— START OF TASK INPUTS —

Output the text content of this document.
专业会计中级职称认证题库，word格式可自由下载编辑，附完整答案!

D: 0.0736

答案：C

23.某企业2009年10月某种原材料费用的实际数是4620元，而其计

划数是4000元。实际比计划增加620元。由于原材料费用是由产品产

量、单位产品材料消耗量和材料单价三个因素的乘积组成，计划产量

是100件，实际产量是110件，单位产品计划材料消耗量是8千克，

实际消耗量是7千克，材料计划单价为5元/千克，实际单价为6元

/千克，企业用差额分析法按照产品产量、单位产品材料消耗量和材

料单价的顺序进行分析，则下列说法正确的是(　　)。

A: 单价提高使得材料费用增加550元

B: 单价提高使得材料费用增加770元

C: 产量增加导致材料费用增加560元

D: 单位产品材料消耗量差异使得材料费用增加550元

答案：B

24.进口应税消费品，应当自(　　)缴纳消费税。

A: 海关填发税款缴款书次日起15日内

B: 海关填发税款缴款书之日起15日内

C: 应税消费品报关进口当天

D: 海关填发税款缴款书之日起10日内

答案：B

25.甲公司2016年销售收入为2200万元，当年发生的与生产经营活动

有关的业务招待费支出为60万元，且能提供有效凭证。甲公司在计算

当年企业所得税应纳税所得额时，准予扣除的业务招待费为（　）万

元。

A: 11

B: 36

— END OF TASK INPUTS —

◆ OBJECTIVE: Reproduce each entry exactly, leaving out nothing.

◆ THE SOLUTION:
Output the text content of this document.
专业会计中级职称认证题库，word格式可自由下载编辑，附完整答案!

D: 0.0736

答案：C

23.某企业2009年10月某种原材料费用的实际数是4620元，而其计

划数是4000元。实际比计划增加620元。由于原材料费用是由产品产

量、单位产品材料消耗量和材料单价三个因素的乘积组成，计划产量

是100件，实际产量是110件，单位产品计划材料消耗量是8千克，

实际消耗量是7千克，材料计划单价为5元/千克，实际单价为6元

/千克，企业用差额分析法按照产品产量、单位产品材料消耗量和材

料单价的顺序进行分析，则下列说法正确的是(　　)。

A: 单价提高使得材料费用增加550元

B: 单价提高使得材料费用增加770元

C: 产量增加导致材料费用增加560元

D: 单位产品材料消耗量差异使得材料费用增加550元

答案：B

24.进口应税消费品，应当自(　　)缴纳消费税。

A: 海关填发税款缴款书次日起15日内

B: 海关填发税款缴款书之日起15日内

C: 应税消费品报关进口当天

D: 海关填发税款缴款书之日起10日内

答案：B

25.甲公司2016年销售收入为2200万元，当年发生的与生产经营活动

有关的业务招待费支出为60万元，且能提供有效凭证。甲公司在计算

当年企业所得税应纳税所得额时，准予扣除的业务招待费为（　）万

元。

A: 11

B: 36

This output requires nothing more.